| Task brief |
Restate the whole listing exactly.

| Dataset records |

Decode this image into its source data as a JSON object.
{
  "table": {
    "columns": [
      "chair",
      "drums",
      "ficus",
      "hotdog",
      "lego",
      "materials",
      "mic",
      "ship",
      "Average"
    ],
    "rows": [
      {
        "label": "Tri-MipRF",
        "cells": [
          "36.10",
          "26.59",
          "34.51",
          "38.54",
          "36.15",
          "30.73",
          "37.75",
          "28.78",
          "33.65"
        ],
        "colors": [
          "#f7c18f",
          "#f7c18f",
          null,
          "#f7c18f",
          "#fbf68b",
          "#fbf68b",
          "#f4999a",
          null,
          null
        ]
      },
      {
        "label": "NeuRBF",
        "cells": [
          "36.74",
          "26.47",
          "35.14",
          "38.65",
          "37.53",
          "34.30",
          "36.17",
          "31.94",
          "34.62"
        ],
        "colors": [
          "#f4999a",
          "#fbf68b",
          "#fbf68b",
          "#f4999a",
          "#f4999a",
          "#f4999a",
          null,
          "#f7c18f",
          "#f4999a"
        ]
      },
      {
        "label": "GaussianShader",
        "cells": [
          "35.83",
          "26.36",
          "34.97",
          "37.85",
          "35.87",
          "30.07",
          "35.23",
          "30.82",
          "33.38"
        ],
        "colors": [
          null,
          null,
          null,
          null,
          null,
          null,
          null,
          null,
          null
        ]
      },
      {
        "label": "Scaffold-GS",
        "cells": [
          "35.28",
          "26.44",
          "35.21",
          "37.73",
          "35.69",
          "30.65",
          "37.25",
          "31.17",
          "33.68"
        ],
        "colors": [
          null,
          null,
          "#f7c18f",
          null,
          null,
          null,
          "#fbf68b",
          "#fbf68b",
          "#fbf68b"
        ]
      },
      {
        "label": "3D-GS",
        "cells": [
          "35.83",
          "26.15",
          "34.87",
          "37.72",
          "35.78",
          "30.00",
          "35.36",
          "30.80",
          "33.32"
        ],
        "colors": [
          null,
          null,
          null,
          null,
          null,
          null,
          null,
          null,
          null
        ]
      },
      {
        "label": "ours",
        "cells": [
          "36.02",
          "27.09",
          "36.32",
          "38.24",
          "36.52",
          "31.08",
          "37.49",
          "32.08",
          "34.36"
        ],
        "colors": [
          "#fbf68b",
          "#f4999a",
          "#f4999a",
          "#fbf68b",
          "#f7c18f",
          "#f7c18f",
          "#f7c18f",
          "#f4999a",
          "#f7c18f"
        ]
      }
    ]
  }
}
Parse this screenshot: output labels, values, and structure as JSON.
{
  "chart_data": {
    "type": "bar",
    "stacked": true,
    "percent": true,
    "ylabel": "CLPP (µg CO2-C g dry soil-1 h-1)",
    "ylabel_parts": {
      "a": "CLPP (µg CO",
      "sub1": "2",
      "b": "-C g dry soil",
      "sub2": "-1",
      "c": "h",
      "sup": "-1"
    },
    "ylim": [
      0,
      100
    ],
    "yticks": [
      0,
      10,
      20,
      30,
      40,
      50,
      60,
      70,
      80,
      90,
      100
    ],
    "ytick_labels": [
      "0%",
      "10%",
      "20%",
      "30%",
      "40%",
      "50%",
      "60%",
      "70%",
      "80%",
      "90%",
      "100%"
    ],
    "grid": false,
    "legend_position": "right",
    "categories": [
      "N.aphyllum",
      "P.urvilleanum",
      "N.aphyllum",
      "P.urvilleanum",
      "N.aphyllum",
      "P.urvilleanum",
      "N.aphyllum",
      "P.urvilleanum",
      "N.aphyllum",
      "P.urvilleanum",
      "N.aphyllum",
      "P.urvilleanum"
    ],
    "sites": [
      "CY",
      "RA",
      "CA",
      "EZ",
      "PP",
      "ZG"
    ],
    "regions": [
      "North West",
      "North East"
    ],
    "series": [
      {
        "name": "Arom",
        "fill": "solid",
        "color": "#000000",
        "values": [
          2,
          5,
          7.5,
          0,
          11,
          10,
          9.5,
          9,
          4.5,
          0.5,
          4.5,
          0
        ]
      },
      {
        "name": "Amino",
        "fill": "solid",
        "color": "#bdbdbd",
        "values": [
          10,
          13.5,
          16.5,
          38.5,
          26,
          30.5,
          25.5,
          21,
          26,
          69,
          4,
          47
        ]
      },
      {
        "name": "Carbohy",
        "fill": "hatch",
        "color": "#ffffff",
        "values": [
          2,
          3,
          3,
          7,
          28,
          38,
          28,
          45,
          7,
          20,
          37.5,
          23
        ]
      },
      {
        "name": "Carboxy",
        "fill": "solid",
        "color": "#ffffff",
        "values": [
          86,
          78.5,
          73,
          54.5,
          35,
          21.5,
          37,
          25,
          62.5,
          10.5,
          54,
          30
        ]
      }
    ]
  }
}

| Solution for this problem |
Decode this image into its source data as a JSON object.
{
  "table": {
    "columns": [
      "chair",
      "drums",
      "ficus",
      "hotdog",
      "lego",
      "materials",
      "mic",
      "ship",
      "Average"
    ],
    "rows": [
      {
        "label": "Tri-MipRF",
        "cells": [
          "36.10",
          "26.59",
          "34.51",
          "38.54",
          "36.15",
          "30.73",
          "37.75",
          "28.78",
          "33.65"
        ],
        "colors": [
          "#f7c18f",
          "#f7c18f",
          null,
          "#f7c18f",
          "#fbf68b",
          "#fbf68b",
          "#f4999a",
          null,
          null
        ]
      },
      {
        "label": "NeuRBF",
        "cells": [
          "36.74",
          "26.47",
          "35.14",
          "38.65",
          "37.53",
          "34.30",
          "36.17",
          "31.94",
          "34.62"
        ],
        "colors": [
          "#f4999a",
          "#fbf68b",
          "#fbf68b",
          "#f4999a",
          "#f4999a",
          "#f4999a",
          null,
          "#f7c18f",
          "#f4999a"
        ]
      },
      {
        "label": "GaussianShader",
        "cells": [
          "35.83",
          "26.36",
          "34.97",
          "37.85",
          "35.87",
          "30.07",
          "35.23",
          "30.82",
          "33.38"
        ],
        "colors": [
          null,
          null,
          null,
          null,
          null,
          null,
          null,
          null,
          null
        ]
      },
      {
        "label": "Scaffold-GS",
        "cells": [
          "35.28",
          "26.44",
          "35.21",
          "37.73",
          "35.69",
          "30.65",
          "37.25",
          "31.17",
          "33.68"
        ],
        "colors": [
          null,
          null,
          "#f7c18f",
          null,
          null,
          null,
          "#fbf68b",
          "#fbf68b",
          "#fbf68b"
        ]
      },
      {
        "label": "3D-GS",
        "cells": [
          "35.83",
          "26.15",
          "34.87",
          "37.72",
          "35.78",
          "30.00",
          "35.36",
          "30.80",
          "33.32"
        ],
        "colors": [
          null,
          null,
          null,
          null,
          null,
          null,
          null,
          null,
          null
        ]
      },
      {
        "label": "ours",
        "cells": [
          "36.02",
          "27.09",
          "36.32",
          "38.24",
          "36.52",
          "31.08",
          "37.49",
          "32.08",
          "34.36"
        ],
        "colors": [
          "#fbf68b",
          "#f4999a",
          "#f4999a",
          "#fbf68b",
          "#f7c18f",
          "#f7c18f",
          "#f7c18f",
          "#f4999a",
          "#f7c18f"
        ]
      }
    ]
  }
}
Parse this screenshot: output labels, values, and structure as JSON.
{
  "chart_data": {
    "type": "bar",
    "stacked": true,
    "percent": true,
    "ylabel": "CLPP (µg CO2-C g dry soil-1 h-1)",
    "ylabel_parts": {
      "a": "CLPP (µg CO",
      "sub1": "2",
      "b": "-C g dry soil",
      "sub2": "-1",
      "c": "h",
      "sup": "-1"
    },
    "ylim": [
      0,
      100
    ],
    "yticks": [
      0,
      10,
      20,
      30,
      40,
      50,
      60,
      70,
      80,
      90,
      100
    ],
    "ytick_labels": [
      "0%",
      "10%",
      "20%",
      "30%",
      "40%",
      "50%",
      "60%",
      "70%",
      "80%",
      "90%",
      "100%"
    ],
    "grid": false,
    "legend_position": "right",
    "categories": [
      "N.aphyllum",
      "P.urvilleanum",
      "N.aphyllum",
      "P.urvilleanum",
      "N.aphyllum",
      "P.urvilleanum",
      "N.aphyllum",
      "P.urvilleanum",
      "N.aphyllum",
      "P.urvilleanum",
      "N.aphyllum",
      "P.urvilleanum"
    ],
    "sites": [
      "CY",
      "RA",
      "CA",
      "EZ",
      "PP",
      "ZG"
    ],
    "regions": [
      "North West",
      "North East"
    ],
    "series": [
      {
        "name": "Arom",
        "fill": "solid",
        "color": "#000000",
        "values": [
          2,
          5,
          7.5,
          0,
          11,
          10,
          9.5,
          9,
          4.5,
          0.5,
          4.5,
          0
        ]
      },
      {
        "name": "Amino",
        "fill": "solid",
        "color": "#bdbdbd",
        "values": [
          10,
          13.5,
          16.5,
          38.5,
          26,
          30.5,
          25.5,
          21,
          26,
          69,
          4,
          47
        ]
      },
      {
        "name": "Carbohy",
        "fill": "hatch",
        "color": "#ffffff",
        "values": [
          2,
          3,
          3,
          7,
          28,
          38,
          28,
          45,
          7,
          20,
          37.5,
          23
        ]
      },
      {
        "name": "Carboxy",
        "fill": "solid",
        "color": "#ffffff",
        "values": [
          86,
          78.5,
          73,
          54.5,
          35,
          21.5,
          37,
          25,
          62.5,
          10.5,
          54,
          30
        ]
      }
    ]
  }
}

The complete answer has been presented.